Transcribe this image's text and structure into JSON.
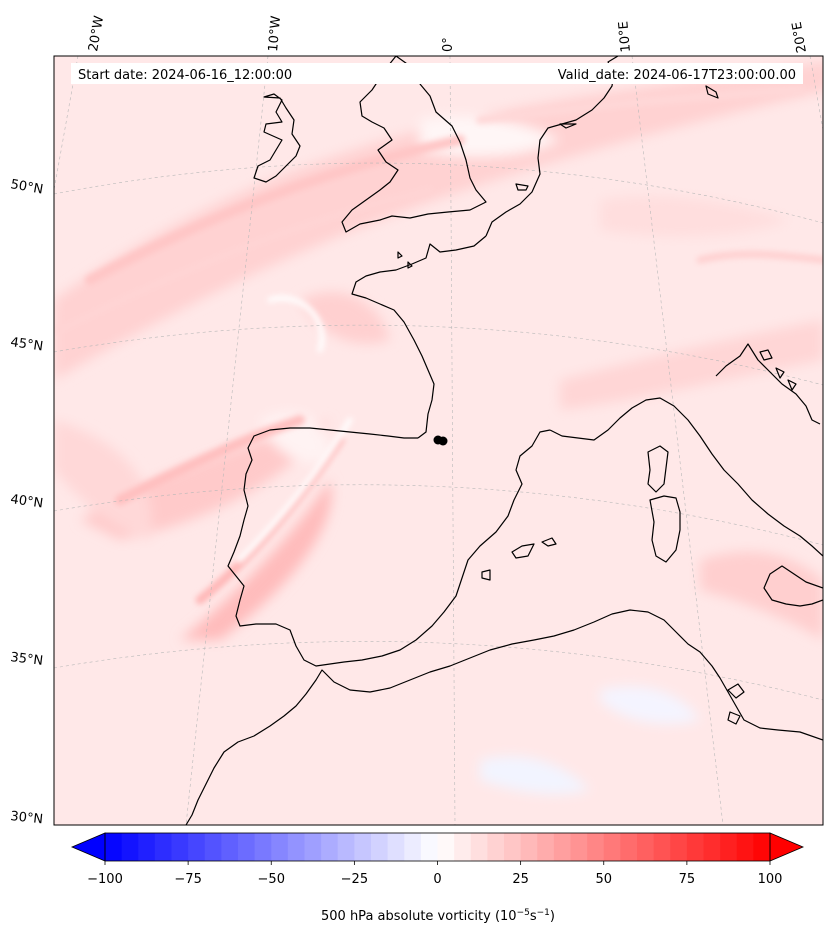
{
  "header": {
    "start_label": "Start date: 2024-06-16_12:00:00",
    "valid_label": "Valid_date: 2024-06-17T23:00:00.00"
  },
  "map": {
    "projection": "conic",
    "land_color": "#ffecec",
    "coastline_color": "#000000",
    "grid_style": "dashed light gray",
    "lon_labels": [
      "20°W",
      "10°W",
      "0°",
      "10°E",
      "20°E"
    ],
    "lat_labels": [
      "50°N",
      "45°N",
      "40°N",
      "35°N",
      "30°N"
    ],
    "marker": {
      "color": "#000000",
      "note_text": ""
    }
  },
  "colorbar": {
    "title_text": "500 hPa absolute vorticity (",
    "unit_main": "10",
    "unit_exp1": "−5",
    "unit_mid": "s",
    "unit_exp2": "−1",
    "unit_close": ")",
    "ticks": [
      "−100",
      "−75",
      "−50",
      "−25",
      "0",
      "25",
      "50",
      "75",
      "100"
    ],
    "range": [
      -100,
      100
    ],
    "colors": {
      "min": "#0000ff",
      "mid": "#ffffff",
      "max": "#ff0000"
    },
    "extend": "both"
  }
}
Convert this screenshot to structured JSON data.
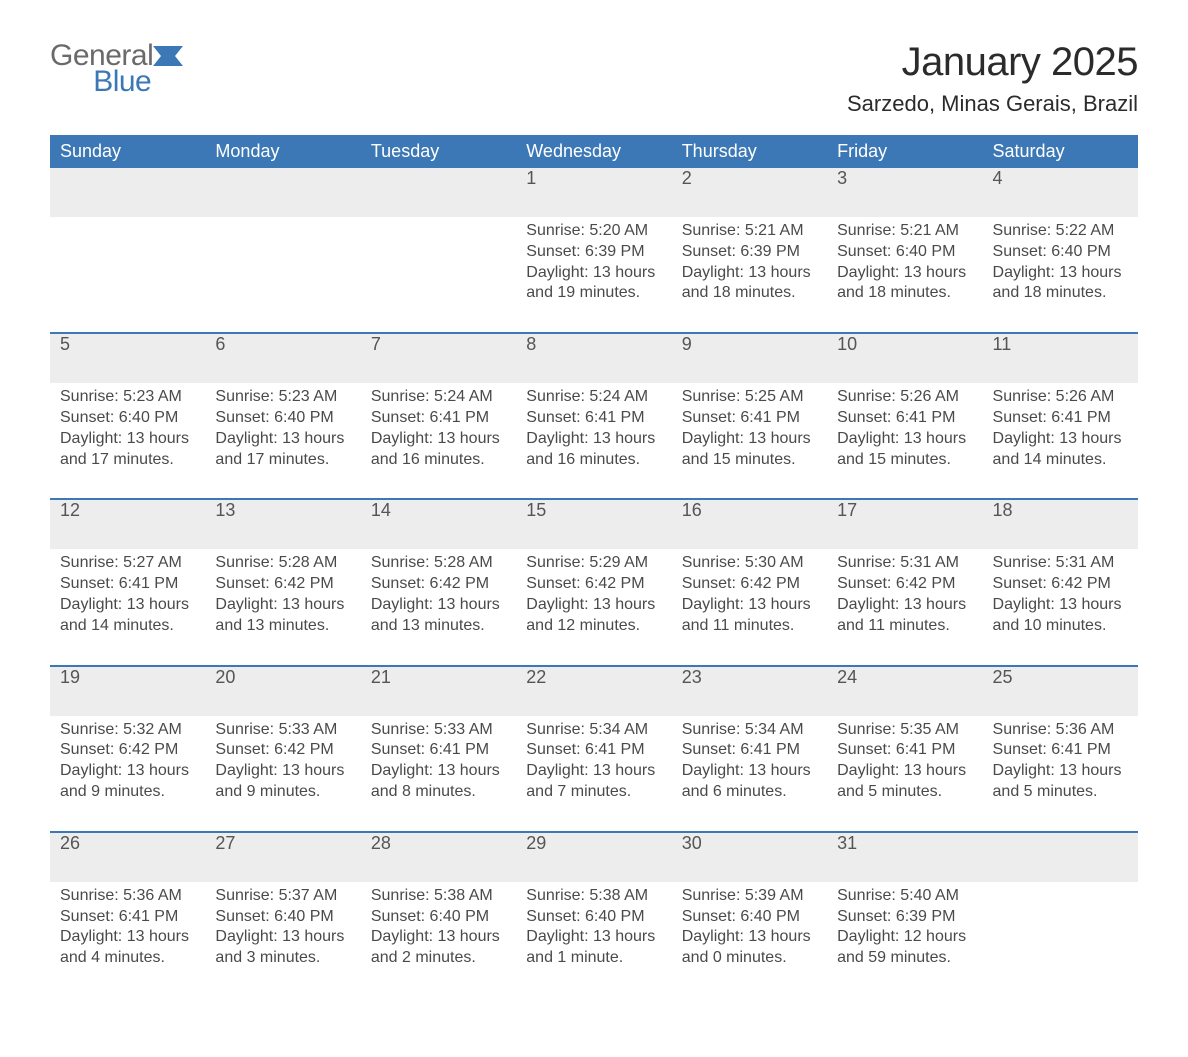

## [THE REQUEST]
Repeat each entry exactly as given; no pictures belong in the copy.

## [WRITTEN REPLY]
Transcribe this image's text and structure into JSON.
{
  "header": {
    "start_label": "Start date: 2024-06-16_12:00:00",
    "valid_label": "Valid_date: 2024-06-17T23:00:00.00"
  },
  "map": {
    "projection": "conic",
    "land_color": "#ffecec",
    "coastline_color": "#000000",
    "grid_style": "dashed light gray",
    "lon_labels": [
      "20°W",
      "10°W",
      "0°",
      "10°E",
      "20°E"
    ],
    "lat_labels": [
      "50°N",
      "45°N",
      "40°N",
      "35°N",
      "30°N"
    ],
    "marker": {
      "color": "#000000",
      "note_text": ""
    }
  },
  "colorbar": {
    "title_text": "500 hPa absolute vorticity (",
    "unit_main": "10",
    "unit_exp1": "−5",
    "unit_mid": "s",
    "unit_exp2": "−1",
    "unit_close": ")",
    "ticks": [
      "−100",
      "−75",
      "−50",
      "−25",
      "0",
      "25",
      "50",
      "75",
      "100"
    ],
    "range": [
      -100,
      100
    ],
    "colors": {
      "min": "#0000ff",
      "mid": "#ffffff",
      "max": "#ff0000"
    },
    "extend": "both"
  }
}
Convert this screenshot to structured JSON data.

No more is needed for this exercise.